START Data for this task
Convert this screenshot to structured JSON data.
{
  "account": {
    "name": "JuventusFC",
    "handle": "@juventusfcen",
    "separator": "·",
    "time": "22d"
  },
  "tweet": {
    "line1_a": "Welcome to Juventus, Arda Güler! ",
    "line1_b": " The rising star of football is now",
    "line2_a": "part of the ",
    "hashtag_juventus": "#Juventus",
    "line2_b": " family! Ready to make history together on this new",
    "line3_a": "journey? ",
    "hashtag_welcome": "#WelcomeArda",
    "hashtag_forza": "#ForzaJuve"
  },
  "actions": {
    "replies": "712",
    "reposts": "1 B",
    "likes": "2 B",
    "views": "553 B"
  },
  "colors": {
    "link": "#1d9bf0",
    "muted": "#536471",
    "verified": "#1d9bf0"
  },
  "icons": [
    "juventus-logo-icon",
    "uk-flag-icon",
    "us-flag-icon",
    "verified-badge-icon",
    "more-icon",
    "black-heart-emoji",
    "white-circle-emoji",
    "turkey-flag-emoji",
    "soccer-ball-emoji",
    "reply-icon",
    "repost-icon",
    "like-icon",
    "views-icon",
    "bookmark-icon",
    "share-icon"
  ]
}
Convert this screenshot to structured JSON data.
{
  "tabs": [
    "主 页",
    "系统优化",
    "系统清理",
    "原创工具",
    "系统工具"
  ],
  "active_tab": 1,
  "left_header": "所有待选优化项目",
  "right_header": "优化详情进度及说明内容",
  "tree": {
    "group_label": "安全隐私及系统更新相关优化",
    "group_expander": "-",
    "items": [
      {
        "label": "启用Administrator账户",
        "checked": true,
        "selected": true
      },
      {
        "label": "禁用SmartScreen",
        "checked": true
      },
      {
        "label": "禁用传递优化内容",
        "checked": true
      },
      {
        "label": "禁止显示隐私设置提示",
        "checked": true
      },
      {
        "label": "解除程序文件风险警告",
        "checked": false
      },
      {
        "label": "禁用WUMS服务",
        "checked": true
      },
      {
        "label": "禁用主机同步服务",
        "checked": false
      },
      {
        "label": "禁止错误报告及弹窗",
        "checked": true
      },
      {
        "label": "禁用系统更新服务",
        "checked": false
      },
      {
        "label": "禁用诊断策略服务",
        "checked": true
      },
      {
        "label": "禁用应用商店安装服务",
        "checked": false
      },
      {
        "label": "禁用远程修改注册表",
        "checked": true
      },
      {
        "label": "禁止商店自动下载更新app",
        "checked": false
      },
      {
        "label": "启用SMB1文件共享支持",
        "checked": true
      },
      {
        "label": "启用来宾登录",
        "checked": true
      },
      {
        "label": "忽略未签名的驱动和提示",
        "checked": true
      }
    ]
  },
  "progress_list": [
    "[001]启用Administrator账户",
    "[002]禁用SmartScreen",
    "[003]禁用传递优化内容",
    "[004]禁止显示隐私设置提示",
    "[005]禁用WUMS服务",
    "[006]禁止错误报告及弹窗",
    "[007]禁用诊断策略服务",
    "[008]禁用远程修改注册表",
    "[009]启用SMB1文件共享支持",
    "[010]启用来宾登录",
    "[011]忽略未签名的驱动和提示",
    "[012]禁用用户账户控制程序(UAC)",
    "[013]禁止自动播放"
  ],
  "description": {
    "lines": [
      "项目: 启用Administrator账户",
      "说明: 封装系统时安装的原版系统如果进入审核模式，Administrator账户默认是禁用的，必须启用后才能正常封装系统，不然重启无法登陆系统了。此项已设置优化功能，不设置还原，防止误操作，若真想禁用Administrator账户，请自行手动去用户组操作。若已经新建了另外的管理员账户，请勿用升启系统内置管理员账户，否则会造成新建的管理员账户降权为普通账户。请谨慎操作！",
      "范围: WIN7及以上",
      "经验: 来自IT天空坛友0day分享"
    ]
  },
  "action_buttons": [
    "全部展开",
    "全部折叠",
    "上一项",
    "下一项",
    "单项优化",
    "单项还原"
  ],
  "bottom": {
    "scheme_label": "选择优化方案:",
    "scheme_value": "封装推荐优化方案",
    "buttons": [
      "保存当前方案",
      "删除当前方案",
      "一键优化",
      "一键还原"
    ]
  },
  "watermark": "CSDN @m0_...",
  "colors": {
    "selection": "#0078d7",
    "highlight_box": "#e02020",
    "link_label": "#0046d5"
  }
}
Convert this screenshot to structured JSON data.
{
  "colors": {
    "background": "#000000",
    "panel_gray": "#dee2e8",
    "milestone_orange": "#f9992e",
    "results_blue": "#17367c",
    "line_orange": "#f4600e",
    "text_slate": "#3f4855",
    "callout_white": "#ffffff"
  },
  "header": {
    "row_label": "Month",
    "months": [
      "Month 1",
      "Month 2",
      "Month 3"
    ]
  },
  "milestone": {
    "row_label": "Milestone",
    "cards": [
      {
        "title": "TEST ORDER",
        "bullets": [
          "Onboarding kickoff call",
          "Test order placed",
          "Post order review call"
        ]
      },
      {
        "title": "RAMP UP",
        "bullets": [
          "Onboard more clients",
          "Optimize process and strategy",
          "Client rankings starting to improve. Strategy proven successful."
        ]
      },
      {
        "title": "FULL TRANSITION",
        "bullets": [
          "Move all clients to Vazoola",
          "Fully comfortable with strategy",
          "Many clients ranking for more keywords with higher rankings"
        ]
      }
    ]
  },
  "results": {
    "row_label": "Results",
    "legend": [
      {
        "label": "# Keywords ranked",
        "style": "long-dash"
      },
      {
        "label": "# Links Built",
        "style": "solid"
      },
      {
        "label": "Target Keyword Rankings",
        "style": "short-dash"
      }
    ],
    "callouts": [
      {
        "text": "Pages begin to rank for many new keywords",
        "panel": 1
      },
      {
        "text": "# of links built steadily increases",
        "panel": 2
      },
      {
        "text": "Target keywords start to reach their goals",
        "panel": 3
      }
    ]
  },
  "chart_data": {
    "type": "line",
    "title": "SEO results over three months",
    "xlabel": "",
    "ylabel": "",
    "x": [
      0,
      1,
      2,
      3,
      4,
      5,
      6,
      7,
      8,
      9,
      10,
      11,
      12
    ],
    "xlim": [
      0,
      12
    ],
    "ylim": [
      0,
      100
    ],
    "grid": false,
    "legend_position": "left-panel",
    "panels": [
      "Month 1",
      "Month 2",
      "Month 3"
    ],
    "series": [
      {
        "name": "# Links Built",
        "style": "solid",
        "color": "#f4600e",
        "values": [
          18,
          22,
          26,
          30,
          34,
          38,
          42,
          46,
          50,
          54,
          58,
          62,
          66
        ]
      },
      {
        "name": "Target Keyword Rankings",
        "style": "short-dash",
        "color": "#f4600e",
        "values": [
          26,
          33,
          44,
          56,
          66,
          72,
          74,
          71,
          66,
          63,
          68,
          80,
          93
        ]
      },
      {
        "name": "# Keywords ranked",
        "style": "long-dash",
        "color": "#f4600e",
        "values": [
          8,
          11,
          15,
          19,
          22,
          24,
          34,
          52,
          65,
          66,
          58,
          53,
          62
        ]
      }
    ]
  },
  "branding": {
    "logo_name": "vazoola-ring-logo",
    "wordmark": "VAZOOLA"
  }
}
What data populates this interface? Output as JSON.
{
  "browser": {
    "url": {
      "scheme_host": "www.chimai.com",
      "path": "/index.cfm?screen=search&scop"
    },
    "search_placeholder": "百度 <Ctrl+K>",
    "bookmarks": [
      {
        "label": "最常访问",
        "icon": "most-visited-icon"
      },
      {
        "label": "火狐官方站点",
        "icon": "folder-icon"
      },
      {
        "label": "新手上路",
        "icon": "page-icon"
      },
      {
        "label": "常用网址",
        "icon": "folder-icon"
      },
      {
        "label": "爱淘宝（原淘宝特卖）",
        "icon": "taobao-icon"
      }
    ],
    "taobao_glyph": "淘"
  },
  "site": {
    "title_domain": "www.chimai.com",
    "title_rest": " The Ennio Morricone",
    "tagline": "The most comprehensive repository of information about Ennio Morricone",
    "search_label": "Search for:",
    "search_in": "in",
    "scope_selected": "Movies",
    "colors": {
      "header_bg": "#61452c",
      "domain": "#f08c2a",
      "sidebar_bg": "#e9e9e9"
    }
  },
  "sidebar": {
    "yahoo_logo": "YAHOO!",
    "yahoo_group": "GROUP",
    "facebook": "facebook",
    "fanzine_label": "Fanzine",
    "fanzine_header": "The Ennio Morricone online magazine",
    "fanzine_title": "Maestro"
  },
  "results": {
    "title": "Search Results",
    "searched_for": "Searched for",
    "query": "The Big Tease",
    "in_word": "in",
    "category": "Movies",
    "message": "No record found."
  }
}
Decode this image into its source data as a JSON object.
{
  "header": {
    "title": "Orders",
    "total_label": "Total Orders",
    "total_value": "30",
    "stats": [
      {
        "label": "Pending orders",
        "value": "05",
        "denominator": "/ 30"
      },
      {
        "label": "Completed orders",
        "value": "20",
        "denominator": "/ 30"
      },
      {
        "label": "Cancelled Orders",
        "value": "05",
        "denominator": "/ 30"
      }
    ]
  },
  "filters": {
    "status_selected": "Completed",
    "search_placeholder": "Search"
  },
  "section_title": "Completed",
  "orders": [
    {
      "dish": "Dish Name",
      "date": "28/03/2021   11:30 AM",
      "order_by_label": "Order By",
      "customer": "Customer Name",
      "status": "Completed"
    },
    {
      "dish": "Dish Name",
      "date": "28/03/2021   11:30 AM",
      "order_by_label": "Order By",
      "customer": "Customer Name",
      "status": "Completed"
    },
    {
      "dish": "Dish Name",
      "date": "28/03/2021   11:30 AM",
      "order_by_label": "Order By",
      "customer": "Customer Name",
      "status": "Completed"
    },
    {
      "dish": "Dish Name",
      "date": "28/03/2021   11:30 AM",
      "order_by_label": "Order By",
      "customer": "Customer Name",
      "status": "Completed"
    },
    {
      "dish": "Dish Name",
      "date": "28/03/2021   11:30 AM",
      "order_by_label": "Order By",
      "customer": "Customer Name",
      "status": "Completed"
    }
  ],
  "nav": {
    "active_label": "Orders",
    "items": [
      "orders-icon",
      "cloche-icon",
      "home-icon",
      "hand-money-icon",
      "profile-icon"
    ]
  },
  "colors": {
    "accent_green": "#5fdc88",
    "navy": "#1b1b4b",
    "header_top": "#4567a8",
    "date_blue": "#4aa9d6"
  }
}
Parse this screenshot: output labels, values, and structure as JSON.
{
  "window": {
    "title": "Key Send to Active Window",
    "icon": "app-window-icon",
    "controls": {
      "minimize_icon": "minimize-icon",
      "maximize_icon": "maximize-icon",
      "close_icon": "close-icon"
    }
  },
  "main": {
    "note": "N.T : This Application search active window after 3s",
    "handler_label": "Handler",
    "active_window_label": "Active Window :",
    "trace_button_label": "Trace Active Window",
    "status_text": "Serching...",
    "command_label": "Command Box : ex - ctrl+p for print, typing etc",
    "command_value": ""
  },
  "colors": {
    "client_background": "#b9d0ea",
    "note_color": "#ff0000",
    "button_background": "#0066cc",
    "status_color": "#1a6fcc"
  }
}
END Data for this task
▸ Task to carry out
Take the line with "Parse this screenshot: output" and all lines after it to the last line, and reproduce them exactly.

▸ Output for this exercise
Parse this screenshot: output labels, values, and structure as JSON.
{
  "window": {
    "title": "Key Send to Active Window",
    "icon": "app-window-icon",
    "controls": {
      "minimize_icon": "minimize-icon",
      "maximize_icon": "maximize-icon",
      "close_icon": "close-icon"
    }
  },
  "main": {
    "note": "N.T : This Application search active window after 3s",
    "handler_label": "Handler",
    "active_window_label": "Active Window :",
    "trace_button_label": "Trace Active Window",
    "status_text": "Serching...",
    "command_label": "Command Box : ex - ctrl+p for print, typing etc",
    "command_value": ""
  },
  "colors": {
    "client_background": "#b9d0ea",
    "note_color": "#ff0000",
    "button_background": "#0066cc",
    "status_color": "#1a6fcc"
  }
}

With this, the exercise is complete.